● **Exercise**
Write out each line exactly as it stands, please.

● **Dataset excerpts**
..............................
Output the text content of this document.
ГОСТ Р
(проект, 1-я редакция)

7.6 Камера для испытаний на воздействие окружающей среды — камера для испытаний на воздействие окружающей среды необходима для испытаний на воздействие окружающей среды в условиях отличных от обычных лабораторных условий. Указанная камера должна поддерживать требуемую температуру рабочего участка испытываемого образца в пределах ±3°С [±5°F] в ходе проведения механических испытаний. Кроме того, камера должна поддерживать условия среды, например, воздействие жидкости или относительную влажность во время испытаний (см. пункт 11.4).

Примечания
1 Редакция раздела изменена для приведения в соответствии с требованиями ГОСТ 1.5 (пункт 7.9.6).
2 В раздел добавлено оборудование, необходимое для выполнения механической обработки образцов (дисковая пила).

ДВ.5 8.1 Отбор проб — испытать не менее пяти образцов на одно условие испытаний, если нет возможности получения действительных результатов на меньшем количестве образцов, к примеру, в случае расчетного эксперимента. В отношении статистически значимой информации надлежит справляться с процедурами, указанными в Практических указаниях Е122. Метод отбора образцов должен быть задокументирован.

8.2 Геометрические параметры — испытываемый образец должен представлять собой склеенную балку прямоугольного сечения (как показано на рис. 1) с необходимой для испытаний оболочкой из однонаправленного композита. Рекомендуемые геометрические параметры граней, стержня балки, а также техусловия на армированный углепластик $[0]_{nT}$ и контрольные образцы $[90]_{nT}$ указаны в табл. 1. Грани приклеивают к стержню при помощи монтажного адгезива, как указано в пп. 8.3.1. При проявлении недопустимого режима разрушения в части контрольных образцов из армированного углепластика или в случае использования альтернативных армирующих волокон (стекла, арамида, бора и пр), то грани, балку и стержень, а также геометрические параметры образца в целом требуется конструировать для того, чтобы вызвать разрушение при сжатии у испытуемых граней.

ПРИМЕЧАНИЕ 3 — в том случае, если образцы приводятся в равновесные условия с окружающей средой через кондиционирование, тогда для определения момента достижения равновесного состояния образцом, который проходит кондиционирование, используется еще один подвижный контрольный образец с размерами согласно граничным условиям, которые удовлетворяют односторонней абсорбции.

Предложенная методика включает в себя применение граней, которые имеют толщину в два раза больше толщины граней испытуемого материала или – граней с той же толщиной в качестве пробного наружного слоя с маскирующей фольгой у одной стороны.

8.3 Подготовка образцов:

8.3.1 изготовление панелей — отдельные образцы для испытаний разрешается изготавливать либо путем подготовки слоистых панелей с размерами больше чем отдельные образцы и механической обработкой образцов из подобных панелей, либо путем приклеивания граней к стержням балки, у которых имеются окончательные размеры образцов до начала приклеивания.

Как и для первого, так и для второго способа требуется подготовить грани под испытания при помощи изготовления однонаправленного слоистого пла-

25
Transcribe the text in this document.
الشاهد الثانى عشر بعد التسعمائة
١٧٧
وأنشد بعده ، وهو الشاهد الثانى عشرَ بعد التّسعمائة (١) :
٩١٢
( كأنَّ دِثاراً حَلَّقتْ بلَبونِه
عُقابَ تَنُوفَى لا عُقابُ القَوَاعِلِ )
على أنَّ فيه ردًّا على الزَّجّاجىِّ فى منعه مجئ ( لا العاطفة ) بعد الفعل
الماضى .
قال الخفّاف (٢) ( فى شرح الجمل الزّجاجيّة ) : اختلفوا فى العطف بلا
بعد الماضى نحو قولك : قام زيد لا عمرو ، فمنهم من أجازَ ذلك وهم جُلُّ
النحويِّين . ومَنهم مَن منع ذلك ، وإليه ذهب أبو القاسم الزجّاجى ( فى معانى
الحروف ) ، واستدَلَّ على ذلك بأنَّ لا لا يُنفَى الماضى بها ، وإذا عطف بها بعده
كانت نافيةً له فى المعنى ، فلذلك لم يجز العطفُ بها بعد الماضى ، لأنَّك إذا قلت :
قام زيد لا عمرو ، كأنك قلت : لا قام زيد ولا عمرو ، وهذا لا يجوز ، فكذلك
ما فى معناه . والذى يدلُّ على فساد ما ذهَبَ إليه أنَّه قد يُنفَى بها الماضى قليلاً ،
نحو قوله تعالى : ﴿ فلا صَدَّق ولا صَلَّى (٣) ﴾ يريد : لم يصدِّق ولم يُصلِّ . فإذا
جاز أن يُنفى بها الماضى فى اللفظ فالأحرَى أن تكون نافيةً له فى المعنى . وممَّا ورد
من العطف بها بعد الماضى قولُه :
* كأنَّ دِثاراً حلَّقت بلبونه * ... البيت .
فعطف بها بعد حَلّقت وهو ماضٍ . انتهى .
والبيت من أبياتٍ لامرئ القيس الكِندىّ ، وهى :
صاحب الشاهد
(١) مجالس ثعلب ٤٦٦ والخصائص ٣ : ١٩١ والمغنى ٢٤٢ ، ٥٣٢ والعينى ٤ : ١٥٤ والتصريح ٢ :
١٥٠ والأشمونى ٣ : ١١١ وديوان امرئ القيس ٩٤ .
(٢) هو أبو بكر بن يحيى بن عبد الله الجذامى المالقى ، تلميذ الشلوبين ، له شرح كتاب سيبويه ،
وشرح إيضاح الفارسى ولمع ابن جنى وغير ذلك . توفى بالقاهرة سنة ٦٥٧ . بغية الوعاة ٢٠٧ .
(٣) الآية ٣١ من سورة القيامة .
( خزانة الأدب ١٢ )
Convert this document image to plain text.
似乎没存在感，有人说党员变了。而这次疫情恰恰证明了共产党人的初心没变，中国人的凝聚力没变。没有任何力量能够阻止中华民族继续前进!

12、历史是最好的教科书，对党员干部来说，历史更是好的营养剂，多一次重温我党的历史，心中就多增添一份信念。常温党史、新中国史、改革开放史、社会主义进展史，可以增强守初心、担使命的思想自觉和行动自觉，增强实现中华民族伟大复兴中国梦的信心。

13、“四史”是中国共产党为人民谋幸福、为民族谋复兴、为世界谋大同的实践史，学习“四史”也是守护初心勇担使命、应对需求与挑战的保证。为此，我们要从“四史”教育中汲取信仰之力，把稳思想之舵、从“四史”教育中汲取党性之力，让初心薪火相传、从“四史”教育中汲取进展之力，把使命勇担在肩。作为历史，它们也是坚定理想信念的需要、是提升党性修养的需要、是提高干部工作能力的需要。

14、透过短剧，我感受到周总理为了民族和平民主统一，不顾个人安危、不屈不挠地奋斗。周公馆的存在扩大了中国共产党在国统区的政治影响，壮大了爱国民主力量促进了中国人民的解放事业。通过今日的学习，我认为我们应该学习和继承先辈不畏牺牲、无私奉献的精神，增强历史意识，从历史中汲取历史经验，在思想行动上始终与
..............................
● **Reply**
Output the text content of this document.
ГОСТ Р
(проект, 1-я редакция)

7.6 Камера для испытаний на воздействие окружающей среды — камера для испытаний на воздействие окружающей среды необходима для испытаний на воздействие окружающей среды в условиях отличных от обычных лабораторных условий. Указанная камера должна поддерживать требуемую температуру рабочего участка испытываемого образца в пределах ±3°С [±5°F] в ходе проведения механических испытаний. Кроме того, камера должна поддерживать условия среды, например, воздействие жидкости или относительную влажность во время испытаний (см. пункт 11.4).

Примечания
1 Редакция раздела изменена для приведения в соответствии с требованиями ГОСТ 1.5 (пункт 7.9.6).
2 В раздел добавлено оборудование, необходимое для выполнения механической обработки образцов (дисковая пила).

ДВ.5 8.1 Отбор проб — испытать не менее пяти образцов на одно условие испытаний, если нет возможности получения действительных результатов на меньшем количестве образцов, к примеру, в случае расчетного эксперимента. В отношении статистически значимой информации надлежит справляться с процедурами, указанными в Практических указаниях Е122. Метод отбора образцов должен быть задокументирован.

8.2 Геометрические параметры — испытываемый образец должен представлять собой склеенную балку прямоугольного сечения (как показано на рис. 1) с необходимой для испытаний оболочкой из однонаправленного композита. Рекомендуемые геометрические параметры граней, стержня балки, а также техусловия на армированный углепластик $[0]_{nT}$ и контрольные образцы $[90]_{nT}$ указаны в табл. 1. Грани приклеивают к стержню при помощи монтажного адгезива, как указано в пп. 8.3.1. При проявлении недопустимого режима разрушения в части контрольных образцов из армированного углепластика или в случае использования альтернативных армирующих волокон (стекла, арамида, бора и пр), то грани, балку и стержень, а также геометрические параметры образца в целом требуется конструировать для того, чтобы вызвать разрушение при сжатии у испытуемых граней.

ПРИМЕЧАНИЕ 3 — в том случае, если образцы приводятся в равновесные условия с окружающей средой через кондиционирование, тогда для определения момента достижения равновесного состояния образцом, который проходит кондиционирование, используется еще один подвижный контрольный образец с размерами согласно граничным условиям, которые удовлетворяют односторонней абсорбции.

Предложенная методика включает в себя применение граней, которые имеют толщину в два раза больше толщины граней испытуемого материала или – граней с той же толщиной в качестве пробного наружного слоя с маскирующей фольгой у одной стороны.

8.3 Подготовка образцов:

8.3.1 изготовление панелей — отдельные образцы для испытаний разрешается изготавливать либо путем подготовки слоистых панелей с размерами больше чем отдельные образцы и механической обработкой образцов из подобных панелей, либо путем приклеивания граней к стержням балки, у которых имеются окончательные размеры образцов до начала приклеивания.

Как и для первого, так и для второго способа требуется подготовить грани под испытания при помощи изготовления однонаправленного слоистого пла-

25
Transcribe the text in this document.
الشاهد الثانى عشر بعد التسعمائة
١٧٧
وأنشد بعده ، وهو الشاهد الثانى عشرَ بعد التّسعمائة (١) :
٩١٢
( كأنَّ دِثاراً حَلَّقتْ بلَبونِه
عُقابَ تَنُوفَى لا عُقابُ القَوَاعِلِ )
على أنَّ فيه ردًّا على الزَّجّاجىِّ فى منعه مجئ ( لا العاطفة ) بعد الفعل
الماضى .
قال الخفّاف (٢) ( فى شرح الجمل الزّجاجيّة ) : اختلفوا فى العطف بلا
بعد الماضى نحو قولك : قام زيد لا عمرو ، فمنهم من أجازَ ذلك وهم جُلُّ
النحويِّين . ومَنهم مَن منع ذلك ، وإليه ذهب أبو القاسم الزجّاجى ( فى معانى
الحروف ) ، واستدَلَّ على ذلك بأنَّ لا لا يُنفَى الماضى بها ، وإذا عطف بها بعده
كانت نافيةً له فى المعنى ، فلذلك لم يجز العطفُ بها بعد الماضى ، لأنَّك إذا قلت :
قام زيد لا عمرو ، كأنك قلت : لا قام زيد ولا عمرو ، وهذا لا يجوز ، فكذلك
ما فى معناه . والذى يدلُّ على فساد ما ذهَبَ إليه أنَّه قد يُنفَى بها الماضى قليلاً ،
نحو قوله تعالى : ﴿ فلا صَدَّق ولا صَلَّى (٣) ﴾ يريد : لم يصدِّق ولم يُصلِّ . فإذا
جاز أن يُنفى بها الماضى فى اللفظ فالأحرَى أن تكون نافيةً له فى المعنى . وممَّا ورد
من العطف بها بعد الماضى قولُه :
* كأنَّ دِثاراً حلَّقت بلبونه * ... البيت .
فعطف بها بعد حَلّقت وهو ماضٍ . انتهى .
والبيت من أبياتٍ لامرئ القيس الكِندىّ ، وهى :
صاحب الشاهد
(١) مجالس ثعلب ٤٦٦ والخصائص ٣ : ١٩١ والمغنى ٢٤٢ ، ٥٣٢ والعينى ٤ : ١٥٤ والتصريح ٢ :
١٥٠ والأشمونى ٣ : ١١١ وديوان امرئ القيس ٩٤ .
(٢) هو أبو بكر بن يحيى بن عبد الله الجذامى المالقى ، تلميذ الشلوبين ، له شرح كتاب سيبويه ،
وشرح إيضاح الفارسى ولمع ابن جنى وغير ذلك . توفى بالقاهرة سنة ٦٥٧ . بغية الوعاة ٢٠٧ .
(٣) الآية ٣١ من سورة القيامة .
( خزانة الأدب ١٢ )
Convert this document image to plain text.
似乎没存在感，有人说党员变了。而这次疫情恰恰证明了共产党人的初心没变，中国人的凝聚力没变。没有任何力量能够阻止中华民族继续前进!

12、历史是最好的教科书，对党员干部来说，历史更是好的营养剂，多一次重温我党的历史，心中就多增添一份信念。常温党史、新中国史、改革开放史、社会主义进展史，可以增强守初心、担使命的思想自觉和行动自觉，增强实现中华民族伟大复兴中国梦的信心。

13、“四史”是中国共产党为人民谋幸福、为民族谋复兴、为世界谋大同的实践史，学习“四史”也是守护初心勇担使命、应对需求与挑战的保证。为此，我们要从“四史”教育中汲取信仰之力，把稳思想之舵、从“四史”教育中汲取党性之力，让初心薪火相传、从“四史”教育中汲取进展之力，把使命勇担在肩。作为历史，它们也是坚定理想信念的需要、是提升党性修养的需要、是提高干部工作能力的需要。

14、透过短剧，我感受到周总理为了民族和平民主统一，不顾个人安危、不屈不挠地奋斗。周公馆的存在扩大了中国共产党在国统区的政治影响，壮大了爱国民主力量促进了中国人民的解放事业。通过今日的学习，我认为我们应该学习和继承先辈不畏牺牲、无私奉献的精神，增强历史意识，从历史中汲取历史经验，在思想行动上始终与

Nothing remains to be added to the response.